Exercise description:
Print the data exactly as it is given, please.

Record set:
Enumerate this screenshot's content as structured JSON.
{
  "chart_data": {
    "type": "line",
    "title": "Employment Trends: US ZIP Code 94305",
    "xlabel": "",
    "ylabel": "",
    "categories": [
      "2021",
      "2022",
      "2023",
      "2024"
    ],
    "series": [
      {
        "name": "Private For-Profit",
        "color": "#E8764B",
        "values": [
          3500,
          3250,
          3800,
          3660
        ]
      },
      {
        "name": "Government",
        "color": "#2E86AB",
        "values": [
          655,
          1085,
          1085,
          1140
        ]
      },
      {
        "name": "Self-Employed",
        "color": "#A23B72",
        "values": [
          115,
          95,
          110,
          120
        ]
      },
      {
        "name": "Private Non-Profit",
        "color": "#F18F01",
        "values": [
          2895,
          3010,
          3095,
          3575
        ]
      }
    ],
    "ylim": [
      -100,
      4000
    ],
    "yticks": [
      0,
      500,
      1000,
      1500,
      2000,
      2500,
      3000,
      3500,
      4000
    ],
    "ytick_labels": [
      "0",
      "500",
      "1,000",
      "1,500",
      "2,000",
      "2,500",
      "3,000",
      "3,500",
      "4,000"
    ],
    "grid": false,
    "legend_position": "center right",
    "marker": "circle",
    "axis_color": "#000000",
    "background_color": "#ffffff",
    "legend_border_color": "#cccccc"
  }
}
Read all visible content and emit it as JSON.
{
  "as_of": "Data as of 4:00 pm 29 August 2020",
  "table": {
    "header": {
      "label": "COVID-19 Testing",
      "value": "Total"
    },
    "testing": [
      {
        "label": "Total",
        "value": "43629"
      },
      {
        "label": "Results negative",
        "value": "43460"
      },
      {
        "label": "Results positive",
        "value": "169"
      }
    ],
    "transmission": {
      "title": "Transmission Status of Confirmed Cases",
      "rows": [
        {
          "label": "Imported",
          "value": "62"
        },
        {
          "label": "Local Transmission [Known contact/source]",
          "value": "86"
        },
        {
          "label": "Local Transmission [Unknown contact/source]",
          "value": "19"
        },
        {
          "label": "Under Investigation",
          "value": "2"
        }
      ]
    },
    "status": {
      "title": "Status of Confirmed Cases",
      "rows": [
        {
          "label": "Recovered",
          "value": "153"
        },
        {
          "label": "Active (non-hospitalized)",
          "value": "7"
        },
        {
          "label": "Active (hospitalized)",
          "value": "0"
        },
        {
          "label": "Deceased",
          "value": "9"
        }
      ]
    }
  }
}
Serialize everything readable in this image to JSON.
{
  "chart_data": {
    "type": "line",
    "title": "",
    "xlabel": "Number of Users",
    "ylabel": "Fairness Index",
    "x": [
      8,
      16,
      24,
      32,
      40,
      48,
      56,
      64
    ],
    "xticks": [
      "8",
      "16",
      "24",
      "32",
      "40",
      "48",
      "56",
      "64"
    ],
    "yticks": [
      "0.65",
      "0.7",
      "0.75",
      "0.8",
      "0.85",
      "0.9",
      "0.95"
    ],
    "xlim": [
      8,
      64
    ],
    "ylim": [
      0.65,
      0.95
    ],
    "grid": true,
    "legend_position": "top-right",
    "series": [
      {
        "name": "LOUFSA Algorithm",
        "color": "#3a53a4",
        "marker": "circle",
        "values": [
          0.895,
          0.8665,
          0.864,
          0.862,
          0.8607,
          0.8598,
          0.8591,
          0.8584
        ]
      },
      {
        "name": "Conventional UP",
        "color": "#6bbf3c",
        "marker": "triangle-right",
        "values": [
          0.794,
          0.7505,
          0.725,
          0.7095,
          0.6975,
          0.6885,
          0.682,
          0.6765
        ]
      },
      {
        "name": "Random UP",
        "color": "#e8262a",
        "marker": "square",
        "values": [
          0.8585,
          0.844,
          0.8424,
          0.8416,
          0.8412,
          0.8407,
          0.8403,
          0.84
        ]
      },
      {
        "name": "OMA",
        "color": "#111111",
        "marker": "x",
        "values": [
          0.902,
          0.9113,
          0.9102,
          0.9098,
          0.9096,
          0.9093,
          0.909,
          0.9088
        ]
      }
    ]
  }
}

Problem solution:
Enumerate this screenshot's content as structured JSON.
{
  "chart_data": {
    "type": "line",
    "title": "Employment Trends: US ZIP Code 94305",
    "xlabel": "",
    "ylabel": "",
    "categories": [
      "2021",
      "2022",
      "2023",
      "2024"
    ],
    "series": [
      {
        "name": "Private For-Profit",
        "color": "#E8764B",
        "values": [
          3500,
          3250,
          3800,
          3660
        ]
      },
      {
        "name": "Government",
        "color": "#2E86AB",
        "values": [
          655,
          1085,
          1085,
          1140
        ]
      },
      {
        "name": "Self-Employed",
        "color": "#A23B72",
        "values": [
          115,
          95,
          110,
          120
        ]
      },
      {
        "name": "Private Non-Profit",
        "color": "#F18F01",
        "values": [
          2895,
          3010,
          3095,
          3575
        ]
      }
    ],
    "ylim": [
      -100,
      4000
    ],
    "yticks": [
      0,
      500,
      1000,
      1500,
      2000,
      2500,
      3000,
      3500,
      4000
    ],
    "ytick_labels": [
      "0",
      "500",
      "1,000",
      "1,500",
      "2,000",
      "2,500",
      "3,000",
      "3,500",
      "4,000"
    ],
    "grid": false,
    "legend_position": "center right",
    "marker": "circle",
    "axis_color": "#000000",
    "background_color": "#ffffff",
    "legend_border_color": "#cccccc"
  }
}
Read all visible content and emit it as JSON.
{
  "as_of": "Data as of 4:00 pm 29 August 2020",
  "table": {
    "header": {
      "label": "COVID-19 Testing",
      "value": "Total"
    },
    "testing": [
      {
        "label": "Total",
        "value": "43629"
      },
      {
        "label": "Results negative",
        "value": "43460"
      },
      {
        "label": "Results positive",
        "value": "169"
      }
    ],
    "transmission": {
      "title": "Transmission Status of Confirmed Cases",
      "rows": [
        {
          "label": "Imported",
          "value": "62"
        },
        {
          "label": "Local Transmission [Known contact/source]",
          "value": "86"
        },
        {
          "label": "Local Transmission [Unknown contact/source]",
          "value": "19"
        },
        {
          "label": "Under Investigation",
          "value": "2"
        }
      ]
    },
    "status": {
      "title": "Status of Confirmed Cases",
      "rows": [
        {
          "label": "Recovered",
          "value": "153"
        },
        {
          "label": "Active (non-hospitalized)",
          "value": "7"
        },
        {
          "label": "Active (hospitalized)",
          "value": "0"
        },
        {
          "label": "Deceased",
          "value": "9"
        }
      ]
    }
  }
}
Serialize everything readable in this image to JSON.
{
  "chart_data": {
    "type": "line",
    "title": "",
    "xlabel": "Number of Users",
    "ylabel": "Fairness Index",
    "x": [
      8,
      16,
      24,
      32,
      40,
      48,
      56,
      64
    ],
    "xticks": [
      "8",
      "16",
      "24",
      "32",
      "40",
      "48",
      "56",
      "64"
    ],
    "yticks": [
      "0.65",
      "0.7",
      "0.75",
      "0.8",
      "0.85",
      "0.9",
      "0.95"
    ],
    "xlim": [
      8,
      64
    ],
    "ylim": [
      0.65,
      0.95
    ],
    "grid": true,
    "legend_position": "top-right",
    "series": [
      {
        "name": "LOUFSA Algorithm",
        "color": "#3a53a4",
        "marker": "circle",
        "values": [
          0.895,
          0.8665,
          0.864,
          0.862,
          0.8607,
          0.8598,
          0.8591,
          0.8584
        ]
      },
      {
        "name": "Conventional UP",
        "color": "#6bbf3c",
        "marker": "triangle-right",
        "values": [
          0.794,
          0.7505,
          0.725,
          0.7095,
          0.6975,
          0.6885,
          0.682,
          0.6765
        ]
      },
      {
        "name": "Random UP",
        "color": "#e8262a",
        "marker": "square",
        "values": [
          0.8585,
          0.844,
          0.8424,
          0.8416,
          0.8412,
          0.8407,
          0.8403,
          0.84
        ]
      },
      {
        "name": "OMA",
        "color": "#111111",
        "marker": "x",
        "values": [
          0.902,
          0.9113,
          0.9102,
          0.9098,
          0.9096,
          0.9093,
          0.909,
          0.9088
        ]
      }
    ]
  }
}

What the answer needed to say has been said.